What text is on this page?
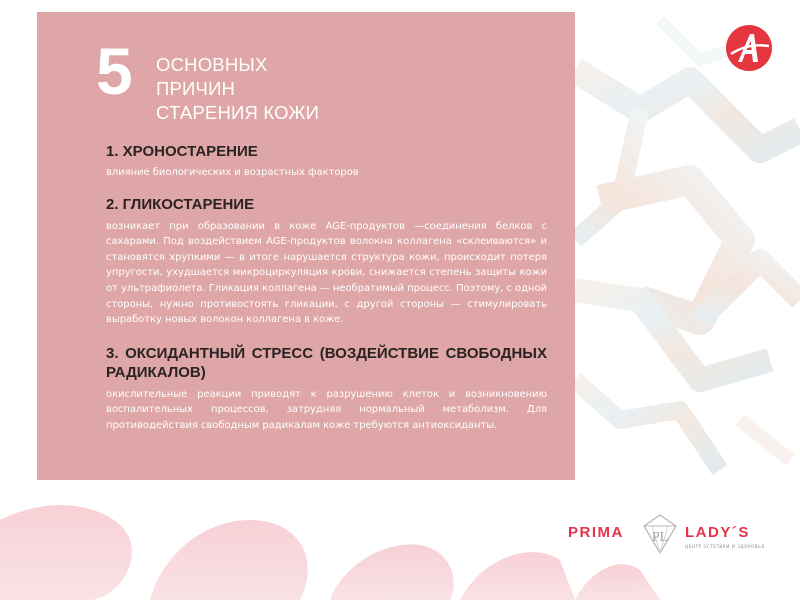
5 ОСНОВНЫХ
ПРИЧИН
СТАРЕНИЯ КОЖИ

1. ХРОНОСТАРЕНИЕ

влияние биологических и возрастных факторов

2. ГЛИКОСТАРЕНИЕ

возникает при образовании в коже AGE-продуктов —соединения белков с сахарами. Под воздействием AGE-продуктов волокна коллагена «склеиваются» и становятся хрупкими — в итоге нарушается структура кожи, происходит потеря упругости, ухудшается микроциркуляция крови, снижается степень защиты кожи от ультрафиолета. Гликация коллагена — необратимый процесс. Поэтому, с одной стороны, нужно противостоять гликации, с другой стороны — стимулировать выработку новых волокон коллагена в коже.

3. ОКСИДАНТНЫЙ СТРЕСС (ВОЗДЕЙСТВИЕ СВОБОДНЫХ РАДИКАЛОВ)

окислительные реакции приводят к разрушению клеток и возникновению воспалительных процессов, затрудняя нормальный метаболизм. Для противодействия свободным радикалам коже требуются антиоксиданты.

PRIMA PL LADY´S
ЦЕНТР ЭСТЕТИКИ И ЗДОРОВЬЯ
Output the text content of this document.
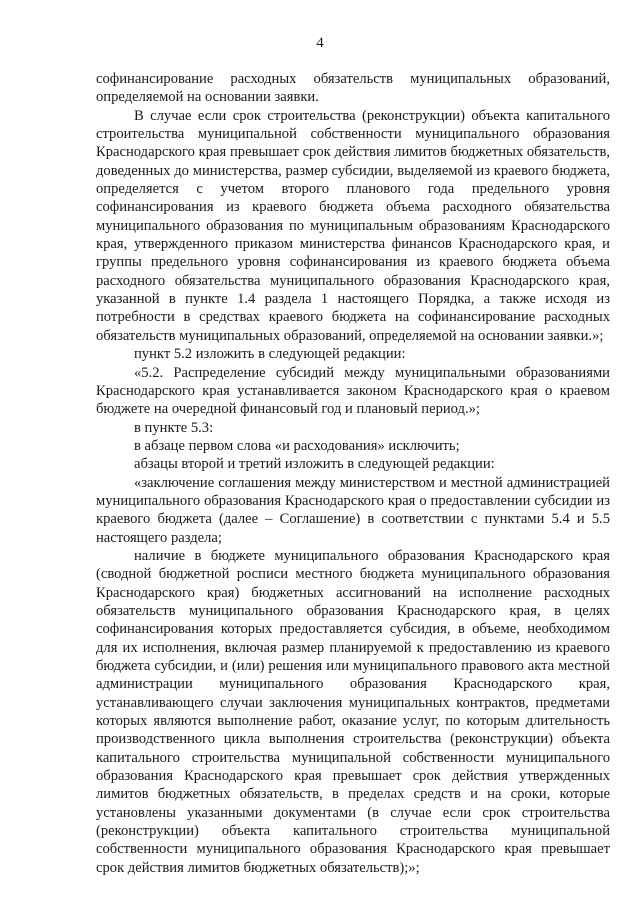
4

софинансирование расходных обязательств муниципальных образований, определяемой на основании заявки.

В случае если срок строительства (реконструкции) объекта капитального строительства муниципальной собственности муниципального образования Краснодарского края превышает срок действия лимитов бюджетных обязательств, доведенных до министерства, размер субсидии, выделяемой из краевого бюджета, определяется с учетом второго планового года предельного уровня софинансирования из краевого бюджета объема расходного обязательства муниципального образования по муниципальным образованиям Краснодарского края, утвержденного приказом министерства финансов Краснодарского края, и группы предельного уровня софинансирования из краевого бюджета объема расходного обязательства муниципального образования Краснодарского края, указанной в пункте 1.4 раздела 1 настоящего Порядка, а также исходя из потребности в средствах краевого бюджета на софинансирование расходных обязательств муниципальных образований, определяемой на основании заявки.»;

пункт 5.2 изложить в следующей редакции:

«5.2. Распределение субсидий между муниципальными образованиями Краснодарского края устанавливается законом Краснодарского края о краевом бюджете на очередной финансовый год и плановый период.»;

в пункте 5.3:

в абзаце первом слова «и расходования» исключить;

абзацы второй и третий изложить в следующей редакции:

«заключение соглашения между министерством и местной администрацией муниципального образования Краснодарского края о предоставлении субсидии из краевого бюджета (далее – Соглашение) в соответствии с пунктами 5.4 и 5.5 настоящего раздела;

наличие в бюджете муниципального образования Краснодарского края (сводной бюджетной росписи местного бюджета муниципального образования Краснодарского края) бюджетных ассигнований на исполнение расходных обязательств муниципального образования Краснодарского края, в целях софинансирования которых предоставляется субсидия, в объеме, необходимом для их исполнения, включая размер планируемой к предоставлению из краевого бюджета субсидии, и (или) решения или муниципального правового акта местной администрации муниципального образования Краснодарского края, устанавливающего случаи заключения муниципальных контрактов, предметами которых являются выполнение работ, оказание услуг, по которым длительность производственного цикла выполнения строительства (реконструкции) объекта капитального строительства муниципальной собственности муниципального образования Краснодарского края превышает срок действия утвержденных лимитов бюджетных обязательств, в пределах средств и на сроки, которые установлены указанными документами (в случае если срок строительства (реконструкции) объекта капитального строительства муниципальной собственности муниципального образования Краснодарского края превышает срок действия лимитов бюджетных обязательств);»;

_TASK_. Reproduce each line holding the word "следующей".

_REPLY_.
пункт 5.2 изложить в следующей редакции:
абзацы второй и третий изложить в следующей редакции:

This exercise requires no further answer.